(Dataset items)
※ ※ ※
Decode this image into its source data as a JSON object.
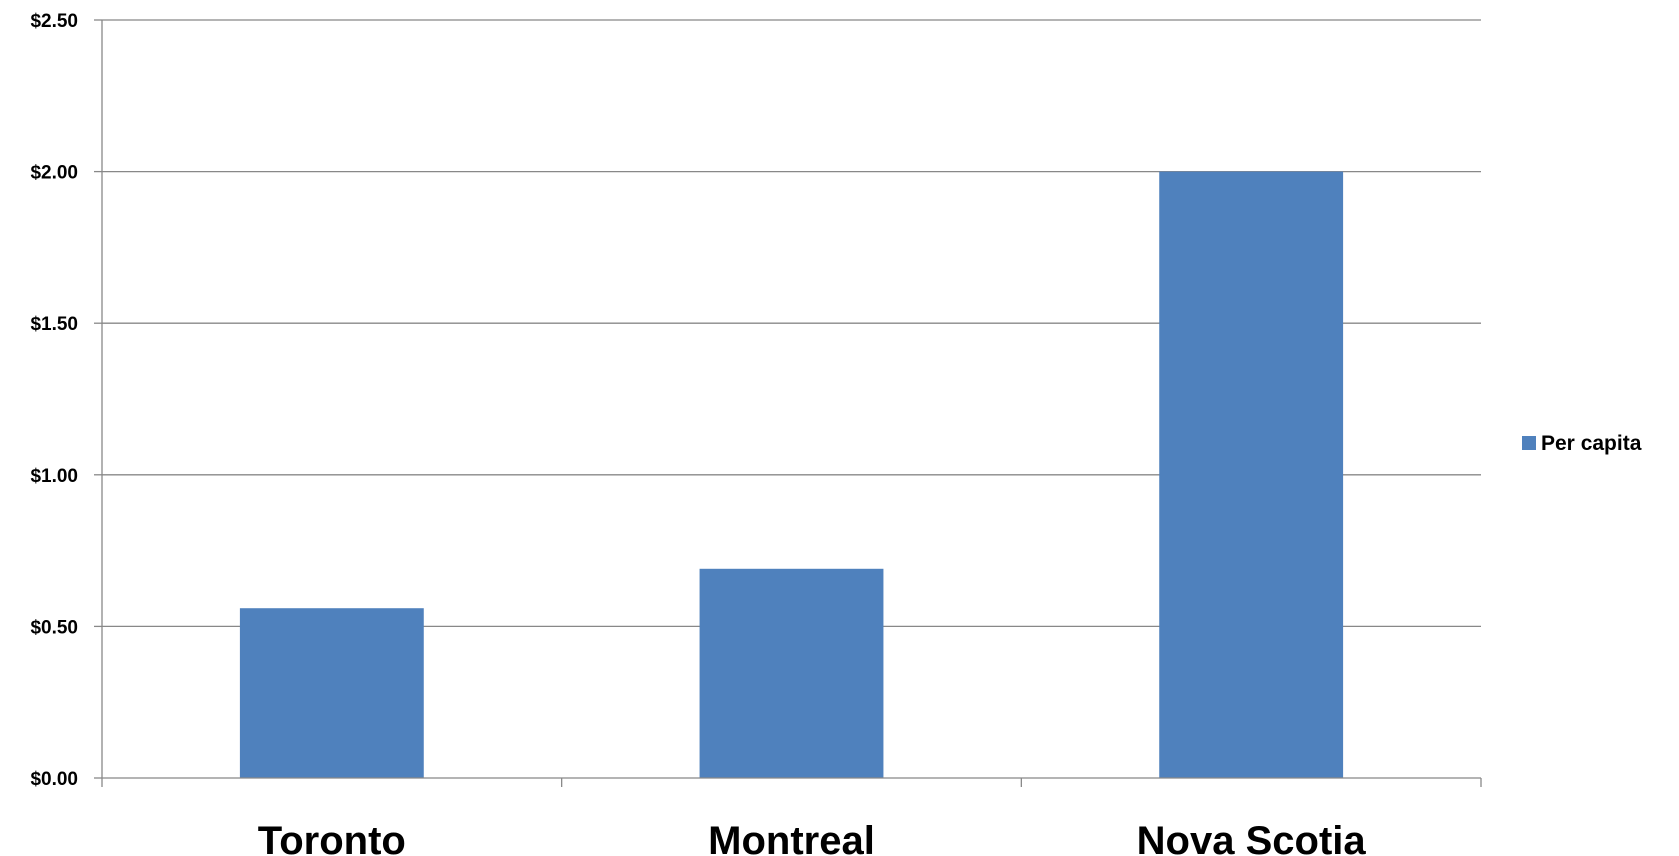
{
  "chart_data": {
    "type": "bar",
    "categories": [
      "Toronto",
      "Montreal",
      "Nova Scotia"
    ],
    "series": [
      {
        "name": "Per capita",
        "values": [
          0.56,
          0.69,
          2.0
        ],
        "color": "#4F81BD"
      }
    ],
    "ylim": [
      0,
      2.5
    ],
    "yticks": [
      0,
      0.5,
      1.0,
      1.5,
      2.0,
      2.5
    ],
    "ytick_labels": [
      "$0.00",
      "$0.50",
      "$1.00",
      "$1.50",
      "$2.00",
      "$2.50"
    ],
    "grid": true,
    "legend_position": "right"
  }
}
※ ※ ※
* WRITTEN EXERCISE
Retype each line of the listing above word for word. Exclude the pictures.

* COMPLETED TASK
Decode this image into its source data as a JSON object.
{
  "chart_data": {
    "type": "bar",
    "categories": [
      "Toronto",
      "Montreal",
      "Nova Scotia"
    ],
    "series": [
      {
        "name": "Per capita",
        "values": [
          0.56,
          0.69,
          2.0
        ],
        "color": "#4F81BD"
      }
    ],
    "ylim": [
      0,
      2.5
    ],
    "yticks": [
      0,
      0.5,
      1.0,
      1.5,
      2.0,
      2.5
    ],
    "ytick_labels": [
      "$0.00",
      "$0.50",
      "$1.00",
      "$1.50",
      "$2.00",
      "$2.50"
    ],
    "grid": true,
    "legend_position": "right"
  }
}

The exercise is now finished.